# [TASK TO CARRY OUT]
Track down each line that has the word "date" and copy it.

-- start INPUT ROWS --

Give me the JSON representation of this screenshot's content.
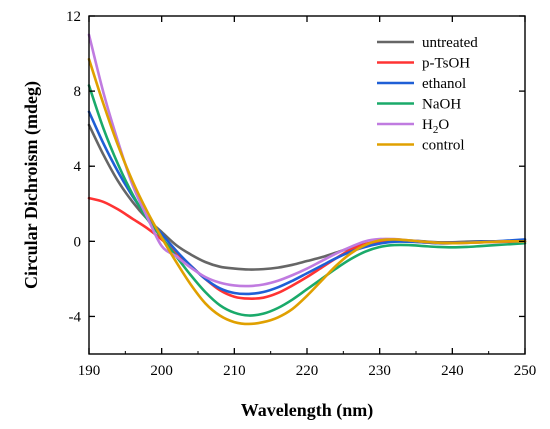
{
  "chart_data": {
    "type": "line",
    "xlabel": "Wavelength (nm)",
    "ylabel": "Circular Dichroism (mdeg)",
    "xlim": [
      190,
      250
    ],
    "ylim": [
      -6,
      12
    ],
    "xticks": [
      "190",
      "200",
      "210",
      "220",
      "230",
      "240",
      "250"
    ],
    "yticks": [
      "12",
      "8",
      "4",
      "0",
      "-4"
    ],
    "grid": false,
    "legend_position": "top-right",
    "series": [
      {
        "name": "untreated",
        "color": "#666666",
        "points": [
          [
            190,
            6.2
          ],
          [
            192,
            4.6
          ],
          [
            194,
            3.2
          ],
          [
            196,
            2.1
          ],
          [
            198,
            1.2
          ],
          [
            200,
            0.5
          ],
          [
            202,
            -0.2
          ],
          [
            204,
            -0.7
          ],
          [
            206,
            -1.1
          ],
          [
            208,
            -1.35
          ],
          [
            210,
            -1.45
          ],
          [
            212,
            -1.5
          ],
          [
            214,
            -1.48
          ],
          [
            216,
            -1.4
          ],
          [
            218,
            -1.25
          ],
          [
            220,
            -1.05
          ],
          [
            222,
            -0.85
          ],
          [
            224,
            -0.6
          ],
          [
            226,
            -0.35
          ],
          [
            228,
            -0.15
          ],
          [
            230,
            -0.05
          ],
          [
            232,
            0.05
          ],
          [
            234,
            0.05
          ],
          [
            236,
            0.0
          ],
          [
            238,
            -0.05
          ],
          [
            240,
            -0.05
          ],
          [
            242,
            -0.02
          ],
          [
            244,
            0.0
          ],
          [
            246,
            0.0
          ],
          [
            248,
            0.0
          ],
          [
            250,
            0.0
          ]
        ]
      },
      {
        "name": "p-TsOH",
        "color": "#ff3333",
        "points": [
          [
            190,
            2.3
          ],
          [
            192,
            2.1
          ],
          [
            194,
            1.7
          ],
          [
            196,
            1.2
          ],
          [
            198,
            0.7
          ],
          [
            200,
            0.1
          ],
          [
            202,
            -0.6
          ],
          [
            204,
            -1.3
          ],
          [
            206,
            -2.0
          ],
          [
            208,
            -2.6
          ],
          [
            210,
            -2.95
          ],
          [
            212,
            -3.05
          ],
          [
            214,
            -3.0
          ],
          [
            216,
            -2.75
          ],
          [
            218,
            -2.35
          ],
          [
            220,
            -1.9
          ],
          [
            222,
            -1.4
          ],
          [
            224,
            -0.9
          ],
          [
            226,
            -0.45
          ],
          [
            228,
            -0.15
          ],
          [
            230,
            0.0
          ],
          [
            232,
            0.05
          ],
          [
            234,
            0.0
          ],
          [
            236,
            -0.05
          ],
          [
            238,
            -0.1
          ],
          [
            240,
            -0.1
          ],
          [
            242,
            -0.08
          ],
          [
            244,
            -0.05
          ],
          [
            246,
            -0.03
          ],
          [
            248,
            -0.02
          ],
          [
            250,
            0.0
          ]
        ]
      },
      {
        "name": "ethanol",
        "color": "#1f5fd6",
        "points": [
          [
            190,
            6.9
          ],
          [
            192,
            5.2
          ],
          [
            194,
            3.7
          ],
          [
            196,
            2.4
          ],
          [
            198,
            1.3
          ],
          [
            200,
            0.4
          ],
          [
            202,
            -0.5
          ],
          [
            204,
            -1.3
          ],
          [
            206,
            -2.0
          ],
          [
            208,
            -2.5
          ],
          [
            210,
            -2.75
          ],
          [
            212,
            -2.8
          ],
          [
            214,
            -2.7
          ],
          [
            216,
            -2.45
          ],
          [
            218,
            -2.1
          ],
          [
            220,
            -1.7
          ],
          [
            222,
            -1.3
          ],
          [
            224,
            -0.9
          ],
          [
            226,
            -0.55
          ],
          [
            228,
            -0.3
          ],
          [
            230,
            -0.12
          ],
          [
            232,
            -0.02
          ],
          [
            234,
            -0.02
          ],
          [
            236,
            -0.05
          ],
          [
            238,
            -0.1
          ],
          [
            240,
            -0.1
          ],
          [
            242,
            -0.06
          ],
          [
            244,
            -0.02
          ],
          [
            246,
            0.0
          ],
          [
            248,
            0.05
          ],
          [
            250,
            0.1
          ]
        ]
      },
      {
        "name": "NaOH",
        "color": "#1aaa6a",
        "points": [
          [
            190,
            8.3
          ],
          [
            192,
            6.0
          ],
          [
            194,
            4.1
          ],
          [
            196,
            2.5
          ],
          [
            198,
            1.2
          ],
          [
            200,
            0.2
          ],
          [
            202,
            -0.8
          ],
          [
            204,
            -1.8
          ],
          [
            206,
            -2.7
          ],
          [
            208,
            -3.4
          ],
          [
            210,
            -3.8
          ],
          [
            212,
            -3.95
          ],
          [
            214,
            -3.85
          ],
          [
            216,
            -3.55
          ],
          [
            218,
            -3.1
          ],
          [
            220,
            -2.55
          ],
          [
            222,
            -2.0
          ],
          [
            224,
            -1.45
          ],
          [
            226,
            -0.95
          ],
          [
            228,
            -0.55
          ],
          [
            230,
            -0.3
          ],
          [
            232,
            -0.2
          ],
          [
            234,
            -0.2
          ],
          [
            236,
            -0.25
          ],
          [
            238,
            -0.3
          ],
          [
            240,
            -0.32
          ],
          [
            242,
            -0.3
          ],
          [
            244,
            -0.25
          ],
          [
            246,
            -0.2
          ],
          [
            248,
            -0.15
          ],
          [
            250,
            -0.1
          ]
        ]
      },
      {
        "name": "H2O",
        "color": "#c07be0",
        "points": [
          [
            190,
            11.0
          ],
          [
            192,
            7.9
          ],
          [
            194,
            5.3
          ],
          [
            196,
            3.0
          ],
          [
            198,
            1.3
          ],
          [
            200,
            -0.25
          ],
          [
            202,
            -0.8
          ],
          [
            204,
            -1.4
          ],
          [
            206,
            -1.9
          ],
          [
            208,
            -2.2
          ],
          [
            210,
            -2.35
          ],
          [
            212,
            -2.38
          ],
          [
            214,
            -2.3
          ],
          [
            216,
            -2.1
          ],
          [
            218,
            -1.8
          ],
          [
            220,
            -1.45
          ],
          [
            222,
            -1.05
          ],
          [
            224,
            -0.65
          ],
          [
            226,
            -0.3
          ],
          [
            228,
            0.0
          ],
          [
            230,
            0.12
          ],
          [
            232,
            0.12
          ],
          [
            234,
            0.05
          ],
          [
            236,
            -0.02
          ],
          [
            238,
            -0.08
          ],
          [
            240,
            -0.1
          ],
          [
            242,
            -0.08
          ],
          [
            244,
            -0.05
          ],
          [
            246,
            -0.02
          ],
          [
            248,
            0.0
          ],
          [
            250,
            0.0
          ]
        ]
      },
      {
        "name": "control",
        "color": "#e0a000",
        "points": [
          [
            190,
            9.7
          ],
          [
            192,
            7.3
          ],
          [
            194,
            5.1
          ],
          [
            196,
            3.2
          ],
          [
            198,
            1.6
          ],
          [
            200,
            0.2
          ],
          [
            202,
            -1.1
          ],
          [
            204,
            -2.3
          ],
          [
            206,
            -3.3
          ],
          [
            208,
            -3.95
          ],
          [
            210,
            -4.3
          ],
          [
            212,
            -4.4
          ],
          [
            214,
            -4.3
          ],
          [
            216,
            -4.05
          ],
          [
            218,
            -3.6
          ],
          [
            220,
            -2.9
          ],
          [
            222,
            -2.1
          ],
          [
            224,
            -1.3
          ],
          [
            226,
            -0.65
          ],
          [
            228,
            -0.2
          ],
          [
            230,
            0.05
          ],
          [
            232,
            0.1
          ],
          [
            234,
            0.05
          ],
          [
            236,
            -0.02
          ],
          [
            238,
            -0.08
          ],
          [
            240,
            -0.1
          ],
          [
            242,
            -0.08
          ],
          [
            244,
            -0.05
          ],
          [
            246,
            -0.02
          ],
          [
            248,
            0.0
          ],
          [
            250,
            0.0
          ]
        ]
      }
    ]
  }
}
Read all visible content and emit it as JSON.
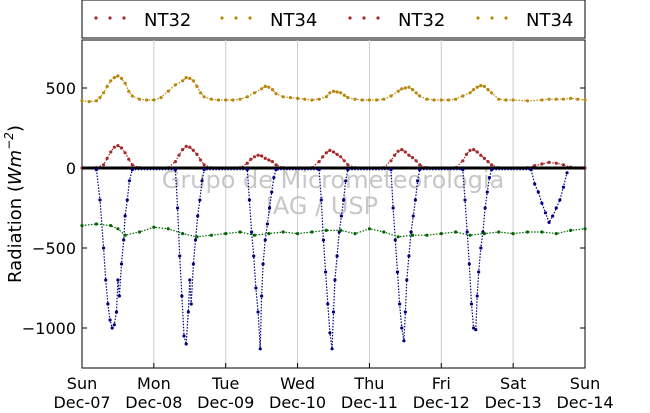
{
  "chart_data": {
    "type": "scatter",
    "ylabel_text": "Radiation (",
    "ylabel_unit_base": "Wm",
    "ylabel_unit_exp": "−2",
    "ylabel_close": ")",
    "ylim": [
      -1250,
      800
    ],
    "yticks": [
      500,
      0,
      -500,
      -1000
    ],
    "ytick_labels": [
      "500",
      "0",
      "−500",
      "−1000"
    ],
    "xlim": [
      0,
      7
    ],
    "xticks": [
      {
        "day": "Sun",
        "date": "Dec-07",
        "x": 0
      },
      {
        "day": "Mon",
        "date": "Dec-08",
        "x": 1
      },
      {
        "day": "Tue",
        "date": "Dec-09",
        "x": 2
      },
      {
        "day": "Wed",
        "date": "Dec-10",
        "x": 3
      },
      {
        "day": "Thu",
        "date": "Dec-11",
        "x": 4
      },
      {
        "day": "Fri",
        "date": "Dec-12",
        "x": 5
      },
      {
        "day": "Sat",
        "date": "Dec-13",
        "x": 6
      },
      {
        "day": "Sun",
        "date": "Dec-14",
        "x": 7
      }
    ],
    "grid": "vertical",
    "legend_position": "top",
    "legend": [
      {
        "name": "NT32",
        "color": "#a52a2a"
      },
      {
        "name": "NT34",
        "color": "#b8860b"
      },
      {
        "name": "NT32",
        "color": "#a52a2a"
      },
      {
        "name": "NT34",
        "color": "#b8860b"
      }
    ],
    "watermark": [
      "Grupo de Micrometeorologia",
      "IAG / USP"
    ],
    "series": [
      {
        "color": "#b8860b",
        "x": [
          0,
          0.1,
          0.2,
          0.25,
          0.3,
          0.35,
          0.4,
          0.45,
          0.5,
          0.55,
          0.6,
          0.65,
          0.7,
          0.8,
          0.9,
          1,
          1.1,
          1.2,
          1.3,
          1.4,
          1.45,
          1.5,
          1.55,
          1.6,
          1.65,
          1.7,
          1.8,
          1.9,
          2,
          2.1,
          2.2,
          2.3,
          2.4,
          2.5,
          2.55,
          2.6,
          2.65,
          2.7,
          2.8,
          2.9,
          3,
          3.1,
          3.2,
          3.3,
          3.4,
          3.45,
          3.5,
          3.55,
          3.6,
          3.65,
          3.7,
          3.8,
          3.9,
          4,
          4.1,
          4.2,
          4.3,
          4.4,
          4.45,
          4.5,
          4.55,
          4.6,
          4.65,
          4.7,
          4.8,
          4.9,
          5,
          5.1,
          5.2,
          5.3,
          5.4,
          5.45,
          5.5,
          5.55,
          5.6,
          5.65,
          5.7,
          5.8,
          5.9,
          6,
          6.2,
          6.4,
          6.5,
          6.6,
          6.7,
          6.8,
          6.9,
          7
        ],
        "y": [
          420,
          415,
          420,
          440,
          470,
          510,
          545,
          565,
          575,
          560,
          530,
          480,
          450,
          430,
          425,
          425,
          440,
          480,
          520,
          545,
          565,
          560,
          545,
          510,
          470,
          445,
          430,
          425,
          425,
          425,
          430,
          445,
          470,
          495,
          510,
          505,
          490,
          465,
          445,
          440,
          435,
          430,
          425,
          430,
          445,
          470,
          480,
          475,
          470,
          455,
          440,
          430,
          425,
          425,
          425,
          430,
          450,
          480,
          495,
          500,
          505,
          490,
          470,
          450,
          430,
          425,
          425,
          425,
          430,
          450,
          470,
          490,
          505,
          515,
          510,
          490,
          470,
          430,
          425,
          425,
          420,
          425,
          430,
          430,
          430,
          435,
          430,
          425
        ]
      },
      {
        "color": "#a52a2a",
        "x": [
          0,
          0.2,
          0.3,
          0.35,
          0.4,
          0.45,
          0.5,
          0.55,
          0.6,
          0.65,
          0.7,
          0.8,
          1,
          1.2,
          1.3,
          1.35,
          1.4,
          1.45,
          1.5,
          1.55,
          1.6,
          1.65,
          1.7,
          1.8,
          2,
          2.2,
          2.3,
          2.35,
          2.4,
          2.45,
          2.5,
          2.55,
          2.6,
          2.65,
          2.7,
          2.8,
          3,
          3.2,
          3.3,
          3.35,
          3.4,
          3.45,
          3.5,
          3.55,
          3.6,
          3.65,
          3.7,
          3.8,
          4,
          4.2,
          4.3,
          4.35,
          4.4,
          4.45,
          4.5,
          4.55,
          4.6,
          4.65,
          4.7,
          4.8,
          5,
          5.2,
          5.3,
          5.35,
          5.4,
          5.45,
          5.5,
          5.55,
          5.6,
          5.65,
          5.7,
          5.8,
          6,
          6.2,
          6.3,
          6.4,
          6.5,
          6.6,
          6.7,
          6.8,
          7
        ],
        "y": [
          0,
          2,
          20,
          60,
          100,
          130,
          140,
          125,
          95,
          55,
          20,
          2,
          0,
          2,
          40,
          80,
          115,
          135,
          130,
          110,
          85,
          50,
          20,
          2,
          0,
          2,
          30,
          55,
          70,
          80,
          75,
          60,
          50,
          40,
          20,
          2,
          0,
          2,
          40,
          70,
          95,
          110,
          100,
          85,
          70,
          45,
          20,
          2,
          0,
          2,
          45,
          80,
          105,
          115,
          100,
          80,
          65,
          45,
          20,
          2,
          0,
          2,
          45,
          85,
          110,
          115,
          100,
          80,
          60,
          40,
          20,
          2,
          0,
          2,
          15,
          25,
          35,
          30,
          20,
          5,
          0
        ]
      },
      {
        "color": "#000000",
        "x": [
          0,
          7
        ],
        "y": [
          0,
          0
        ]
      },
      {
        "color": "#000080",
        "x": [
          0.2,
          0.25,
          0.3,
          0.33,
          0.36,
          0.39,
          0.42,
          0.45,
          0.48,
          0.5,
          0.52,
          0.55,
          0.58,
          0.6,
          0.63,
          0.66,
          0.7,
          1.3,
          1.33,
          1.36,
          1.39,
          1.42,
          1.45,
          1.48,
          1.5,
          1.52,
          1.55,
          1.58,
          1.61,
          1.64,
          1.67,
          1.7,
          2.3,
          2.33,
          2.36,
          2.39,
          2.42,
          2.45,
          2.48,
          2.5,
          2.52,
          2.55,
          2.58,
          2.61,
          2.64,
          2.67,
          2.7,
          3.3,
          3.33,
          3.36,
          3.39,
          3.42,
          3.45,
          3.48,
          3.5,
          3.52,
          3.55,
          3.58,
          3.61,
          3.64,
          3.67,
          3.7,
          4.3,
          4.33,
          4.36,
          4.39,
          4.42,
          4.45,
          4.48,
          4.5,
          4.52,
          4.55,
          4.58,
          4.61,
          4.64,
          4.67,
          4.7,
          5.3,
          5.33,
          5.36,
          5.39,
          5.42,
          5.45,
          5.48,
          5.5,
          5.52,
          5.55,
          5.58,
          5.61,
          5.64,
          5.67,
          5.7,
          6.25,
          6.3,
          6.35,
          6.4,
          6.45,
          6.5,
          6.55,
          6.6,
          6.65,
          6.7,
          6.75
        ],
        "y": [
          -10,
          -200,
          -500,
          -700,
          -850,
          -950,
          -1000,
          -980,
          -900,
          -700,
          -800,
          -600,
          -450,
          -300,
          -200,
          -80,
          -10,
          -10,
          -250,
          -550,
          -800,
          -1050,
          -1100,
          -900,
          -700,
          -850,
          -600,
          -450,
          -300,
          -200,
          -80,
          -10,
          -10,
          -200,
          -400,
          -550,
          -750,
          -900,
          -1130,
          -800,
          -600,
          -450,
          -350,
          -250,
          -150,
          -60,
          -10,
          -10,
          -200,
          -450,
          -650,
          -850,
          -1030,
          -1130,
          -900,
          -700,
          -550,
          -400,
          -300,
          -200,
          -80,
          -10,
          -10,
          -250,
          -450,
          -650,
          -850,
          -1000,
          -1080,
          -900,
          -700,
          -550,
          -400,
          -300,
          -200,
          -80,
          -10,
          -10,
          -200,
          -400,
          -600,
          -850,
          -1000,
          -1010,
          -800,
          -650,
          -500,
          -400,
          -250,
          -150,
          -60,
          -10,
          -10,
          -100,
          -150,
          -220,
          -280,
          -340,
          -300,
          -250,
          -200,
          -120,
          -30
        ]
      },
      {
        "color": "#006400",
        "x": [
          0,
          0.2,
          0.4,
          0.5,
          0.6,
          0.8,
          1,
          1.2,
          1.4,
          1.6,
          1.8,
          2,
          2.2,
          2.4,
          2.6,
          2.8,
          3,
          3.2,
          3.4,
          3.6,
          3.8,
          4,
          4.2,
          4.4,
          4.6,
          4.8,
          5,
          5.2,
          5.4,
          5.6,
          5.8,
          6,
          6.2,
          6.4,
          6.6,
          6.8,
          7
        ],
        "y": [
          -360,
          -350,
          -360,
          -380,
          -420,
          -400,
          -370,
          -380,
          -410,
          -430,
          -420,
          -410,
          -400,
          -420,
          -410,
          -400,
          -410,
          -400,
          -390,
          -390,
          -410,
          -380,
          -400,
          -430,
          -420,
          -420,
          -410,
          -400,
          -420,
          -410,
          -400,
          -410,
          -400,
          -400,
          -410,
          -390,
          -380
        ]
      }
    ]
  }
}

-- end INPUT ROWS --

# [SOLUTION TO THIS EXERCISE]
        "date": "Dec-07",
        "date": "Dec-08",
        "date": "Dec-09",
        "date": "Dec-10",
        "date": "Dec-11",
        "date": "Dec-12",
        "date": "Dec-13",
        "date": "Dec-14",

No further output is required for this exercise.